AIM. Reproduce every record exactly as it appears, but not the pictures.

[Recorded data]
[START]

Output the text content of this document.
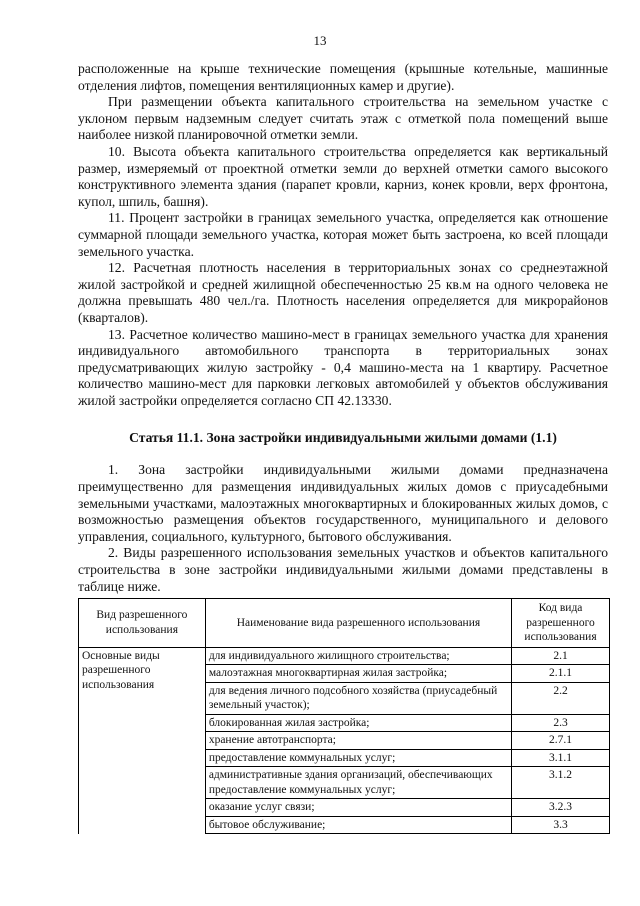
13

расположенные на крыше технические помещения (крышные котельные, машинные отделения лифтов, помещения вентиляционных камер и другие).

При размещении объекта капитального строительства на земельном участке с уклоном первым надземным следует считать этаж с отметкой пола помещений выше наиболее низкой планировочной отметки земли.

10. Высота объекта капитального строительства определяется как вертикальный размер, измеряемый от проектной отметки земли до верхней отметки самого высокого конструктивного элемента здания (парапет кровли, карниз, конек кровли, верх фронтона, купол, шпиль, башня).

11. Процент застройки в границах земельного участка, определяется как отношение суммарной площади земельного участка, которая может быть застроена, ко всей площади земельного участка.

12. Расчетная плотность населения в территориальных зонах со среднеэтажной жилой застройкой и средней жилищной обеспеченностью 25 кв.м на одного человека не должна превышать 480 чел./га. Плотность населения определяется для микрорайонов (кварталов).

13. Расчетное количество машино-мест в границах земельного участка для хранения индивидуального автомобильного транспорта в территориальных зонах предусматривающих жилую застройку - 0,4 машино-места на 1 квартиру. Расчетное количество машино-мест для парковки легковых автомобилей у объектов обслуживания жилой застройки определяется согласно СП 42.13330.

Статья 11.1. Зона застройки индивидуальными жилыми домами (1.1)

1. Зона застройки индивидуальными жилыми домами предназначена преимущественно для размещения индивидуальных жилых домов с приусадебными земельными участками, малоэтажных многоквартирных и блокированных жилых домов, с возможностью размещения объектов государственного, муниципального и делового управления, социального, культурного, бытового обслуживания.

2. Виды разрешенного использования земельных участков и объектов капитального строительства в зоне застройки индивидуальными жилыми домами представлены в таблице ниже.

Вид разрешенного использования	Наименование вида разрешенного использования	Код вида разрешенного использования
Основные виды разрешенного использования	для индивидуального жилищного строительства;	2.1
	малоэтажная многоквартирная жилая застройка;	2.1.1
	для ведения личного подсобного хозяйства (приусадебный земельный участок);	2.2
	блокированная жилая застройка;	2.3
	хранение автотранспорта;	2.7.1
	предоставление коммунальных услуг;	3.1.1
	административные здания организаций, обеспечивающих предоставление коммунальных услуг;	3.1.2
	оказание услуг связи;	3.2.3
	бытовое обслуживание;	3.3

[END]

REPLY TO THE TASK.
Output the text content of this document.
13

расположенные на крыше технические помещения (крышные котельные, машинные отделения лифтов, помещения вентиляционных камер и другие).

При размещении объекта капитального строительства на земельном участке с уклоном первым надземным следует считать этаж с отметкой пола помещений выше наиболее низкой планировочной отметки земли.

10. Высота объекта капитального строительства определяется как вертикальный размер, измеряемый от проектной отметки земли до верхней отметки самого высокого конструктивного элемента здания (парапет кровли, карниз, конек кровли, верх фронтона, купол, шпиль, башня).

11. Процент застройки в границах земельного участка, определяется как отношение суммарной площади земельного участка, которая может быть застроена, ко всей площади земельного участка.

12. Расчетная плотность населения в территориальных зонах со среднеэтажной жилой застройкой и средней жилищной обеспеченностью 25 кв.м на одного человека не должна превышать 480 чел./га. Плотность населения определяется для микрорайонов (кварталов).

13. Расчетное количество машино-мест в границах земельного участка для хранения индивидуального автомобильного транспорта в территориальных зонах предусматривающих жилую застройку - 0,4 машино-места на 1 квартиру. Расчетное количество машино-мест для парковки легковых автомобилей у объектов обслуживания жилой застройки определяется согласно СП 42.13330.

Статья 11.1. Зона застройки индивидуальными жилыми домами (1.1)

1. Зона застройки индивидуальными жилыми домами предназначена преимущественно для размещения индивидуальных жилых домов с приусадебными земельными участками, малоэтажных многоквартирных и блокированных жилых домов, с возможностью размещения объектов государственного, муниципального и делового управления, социального, культурного, бытового обслуживания.

2. Виды разрешенного использования земельных участков и объектов капитального строительства в зоне застройки индивидуальными жилыми домами представлены в таблице ниже.

Вид разрешенного использования	Наименование вида разрешенного использования	Код вида разрешенного использования
Основные виды разрешенного использования	для индивидуального жилищного строительства;	2.1
	малоэтажная многоквартирная жилая застройка;	2.1.1
	для ведения личного подсобного хозяйства (приусадебный земельный участок);	2.2
	блокированная жилая застройка;	2.3
	хранение автотранспорта;	2.7.1
	предоставление коммунальных услуг;	3.1.1
	административные здания организаций, обеспечивающих предоставление коммунальных услуг;	3.1.2
	оказание услуг связи;	3.2.3
	бытовое обслуживание;	3.3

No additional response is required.